▶ _Direction_
Locate and copy each line in the data that contains the word "progress".

Figure content listings:
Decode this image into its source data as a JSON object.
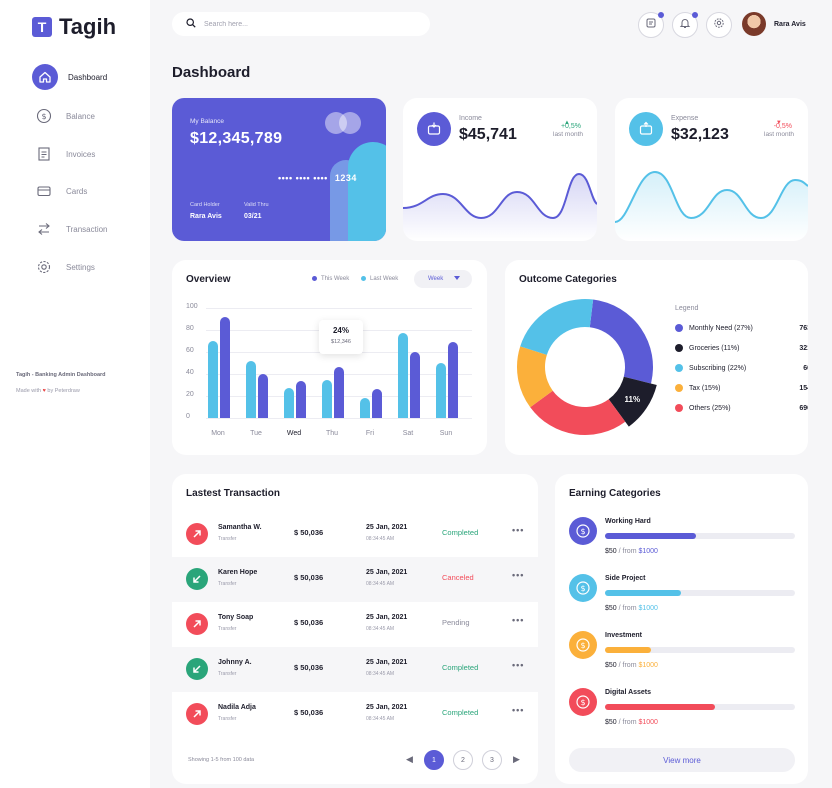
{
  "brand": {
    "logo_letter": "T",
    "name": "Tagih"
  },
  "nav": [
    {
      "label": "Dashboard",
      "icon": "home-icon",
      "active": true
    },
    {
      "label": "Balance",
      "icon": "dollar-icon",
      "active": false
    },
    {
      "label": "Invoices",
      "icon": "invoice-icon",
      "active": false
    },
    {
      "label": "Cards",
      "icon": "card-icon",
      "active": false
    },
    {
      "label": "Transaction",
      "icon": "transfer-icon",
      "active": false
    },
    {
      "label": "Settings",
      "icon": "gear-icon",
      "active": false
    }
  ],
  "sidebar_footer": {
    "line1": "Tagih - Banking Admin Dashboard",
    "made_with": "Made with",
    "heart": "♥",
    "by": "by Peterdraw"
  },
  "search": {
    "placeholder": "Search here..."
  },
  "user": {
    "name": "Rara Avis"
  },
  "page_title": "Dashboard",
  "balance_card": {
    "label": "My Balance",
    "amount": "$12,345,789",
    "masked_number": "•••• •••• ••••",
    "last4": "1234",
    "holder_label": "Card Holder",
    "holder_name": "Rara Avis",
    "valid_label": "Valid Thru",
    "valid_value": "03/21"
  },
  "income": {
    "label": "Income",
    "value": "$45,741",
    "arrow": "▲",
    "change": "+0,5%",
    "sub": "last month",
    "color": "#5b5bd6",
    "icon": "wallet-in-icon"
  },
  "expense": {
    "label": "Expense",
    "value": "$32,123",
    "arrow": "▼",
    "change": "-0,5%",
    "sub": "last month",
    "color": "#54c1e8",
    "icon": "wallet-out-icon"
  },
  "overview": {
    "title": "Overview",
    "legend": [
      "This Week",
      "Last Week"
    ],
    "dropdown": "Week",
    "tooltip": {
      "percent": "24%",
      "amount": "$12,346"
    }
  },
  "chart_data": {
    "type": "bar",
    "categories": [
      "Mon",
      "Tue",
      "Wed",
      "Thu",
      "Fri",
      "Sat",
      "Sun"
    ],
    "series": [
      {
        "name": "This Week",
        "values": [
          70,
          52,
          27,
          35,
          18,
          77,
          50
        ]
      },
      {
        "name": "Last Week",
        "values": [
          92,
          40,
          34,
          46,
          26,
          60,
          69
        ]
      }
    ],
    "yticks": [
      0,
      20,
      40,
      60,
      80,
      100
    ],
    "ylim": [
      0,
      100
    ]
  },
  "outcome": {
    "title": "Outcome Categories",
    "legend_title": "Legend",
    "items": [
      {
        "label": "Monthly Need (27%)",
        "value": "763",
        "color": "#5b5bd6",
        "pct": 27
      },
      {
        "label": "Groceries (11%)",
        "value": "321",
        "color": "#1d1d2b",
        "pct": 11
      },
      {
        "label": "Subscribing (22%)",
        "value": "60",
        "color": "#54c1e8",
        "pct": 22
      },
      {
        "label": "Tax (15%)",
        "value": "154",
        "color": "#fbb03b",
        "pct": 15
      },
      {
        "label": "Others (25%)",
        "value": "696",
        "color": "#f24c5a",
        "pct": 25
      }
    ],
    "highlight_label": "11%"
  },
  "transactions": {
    "title": "Lastest Transaction",
    "rows": [
      {
        "name": "Samantha W.",
        "type": "Transfer",
        "amount": "$ 50,036",
        "date": "25 Jan, 2021",
        "time": "08:34:45 AM",
        "status": "Completed",
        "status_color": "#2aa57a",
        "icon_color": "#f24c5a",
        "icon": "arrow-up-right-icon",
        "more": "•••"
      },
      {
        "name": "Karen Hope",
        "type": "Transfer",
        "amount": "$ 50,036",
        "date": "25 Jan, 2021",
        "time": "08:34:45 AM",
        "status": "Canceled",
        "status_color": "#f24c5a",
        "icon_color": "#2aa57a",
        "icon": "arrow-down-left-icon",
        "more": "•••"
      },
      {
        "name": "Tony Soap",
        "type": "Transfer",
        "amount": "$ 50,036",
        "date": "25 Jan, 2021",
        "time": "08:34:45 AM",
        "status": "Pending",
        "status_color": "#8a8a9a",
        "icon_color": "#f24c5a",
        "icon": "arrow-up-right-icon",
        "more": "•••"
      },
      {
        "name": "Johnny A.",
        "type": "Transfer",
        "amount": "$ 50,036",
        "date": "25 Jan, 2021",
        "time": "08:34:45 AM",
        "status": "Completed",
        "status_color": "#2aa57a",
        "icon_color": "#2aa57a",
        "icon": "arrow-down-left-icon",
        "more": "•••"
      },
      {
        "name": "Nadila Adja",
        "type": "Transfer",
        "amount": "$ 50,036",
        "date": "25 Jan, 2021",
        "time": "08:34:45 AM",
        "status": "Completed",
        "status_color": "#2aa57a",
        "icon_color": "#f24c5a",
        "icon": "arrow-up-right-icon",
        "more": "•••"
      }
    ],
    "showing": "Showing 1-5 from 100 data",
    "pages": [
      "1",
      "2",
      "3"
    ],
    "prev": "◀",
    "next": "▶"
  },
  "earning": {
    "title": "Earning Categories",
    "items": [
      {
        "title": "Working Hard",
        "amount": "$50",
        "sep": " / from ",
        "target": "$1000",
        "progress": 0.48,
        "color": "#5b5bd6"
      },
      {
        "title": "Side Project",
        "amount": "$50",
        "sep": " / from ",
        "target": "$1000",
        "progress": 0.4,
        "color": "#54c1e8"
      },
      {
        "title": "Investment",
        "amount": "$50",
        "sep": " / from ",
        "target": "$1000",
        "progress": 0.24,
        "color": "#fbb03b"
      },
      {
        "title": "Digital Assets",
        "amount": "$50",
        "sep": " / from ",
        "target": "$1000",
        "progress": 0.58,
        "color": "#f24c5a"
      }
    ],
    "view_more": "View more"
  }
}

▶ _Reply_
        "progress": 0.48,
        "progress": 0.4,
        "progress": 0.24,
        "progress": 0.58,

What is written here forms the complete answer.